# SET TASK
Word for word, copy all the data and drop the pictures.

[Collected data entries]
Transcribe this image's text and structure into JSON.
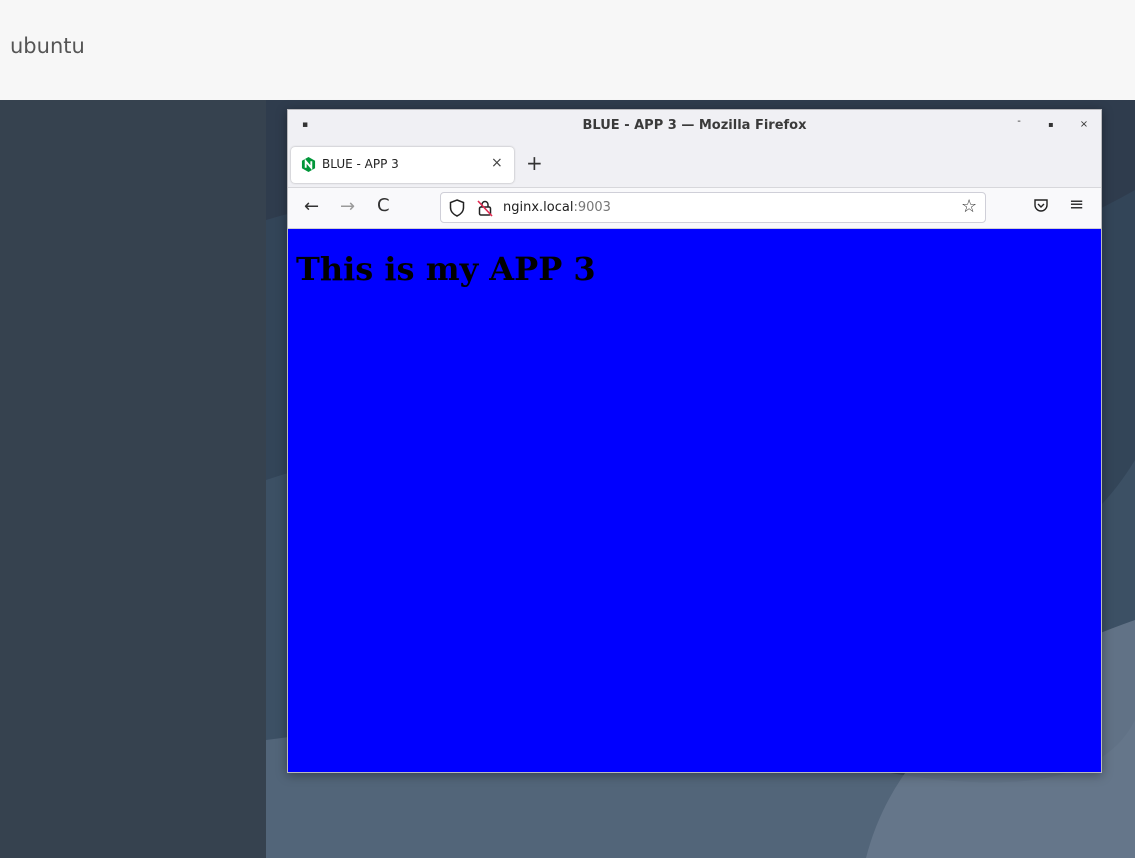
{
  "topbar": {
    "user": "ubuntu"
  },
  "window": {
    "title": "BLUE - APP 3 — Mozilla Firefox",
    "controls": {
      "minimize": "-",
      "maximize": "▪",
      "close": "×"
    }
  },
  "tabs": [
    {
      "label": "BLUE - APP 3",
      "close": "×",
      "favicon": "nginx-favicon"
    }
  ],
  "tabstrip": {
    "new_tab": "+"
  },
  "navbar": {
    "back": "←",
    "forward": "→",
    "reload": "C",
    "url_host": "nginx.local",
    "url_port": ":9003",
    "star": "☆",
    "menu": "≡"
  },
  "page": {
    "heading": "This is my APP 3",
    "background": "#0000ff"
  }
}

# COMPLETE RESPONSE
Transcribe this image's text and structure into JSON.
{
  "topbar": {
    "user": "ubuntu"
  },
  "window": {
    "title": "BLUE - APP 3 — Mozilla Firefox",
    "controls": {
      "minimize": "-",
      "maximize": "▪",
      "close": "×"
    }
  },
  "tabs": [
    {
      "label": "BLUE - APP 3",
      "close": "×",
      "favicon": "nginx-favicon"
    }
  ],
  "tabstrip": {
    "new_tab": "+"
  },
  "navbar": {
    "back": "←",
    "forward": "→",
    "reload": "C",
    "url_host": "nginx.local",
    "url_port": ":9003",
    "star": "☆",
    "menu": "≡"
  },
  "page": {
    "heading": "This is my APP 3",
    "background": "#0000ff"
  }
}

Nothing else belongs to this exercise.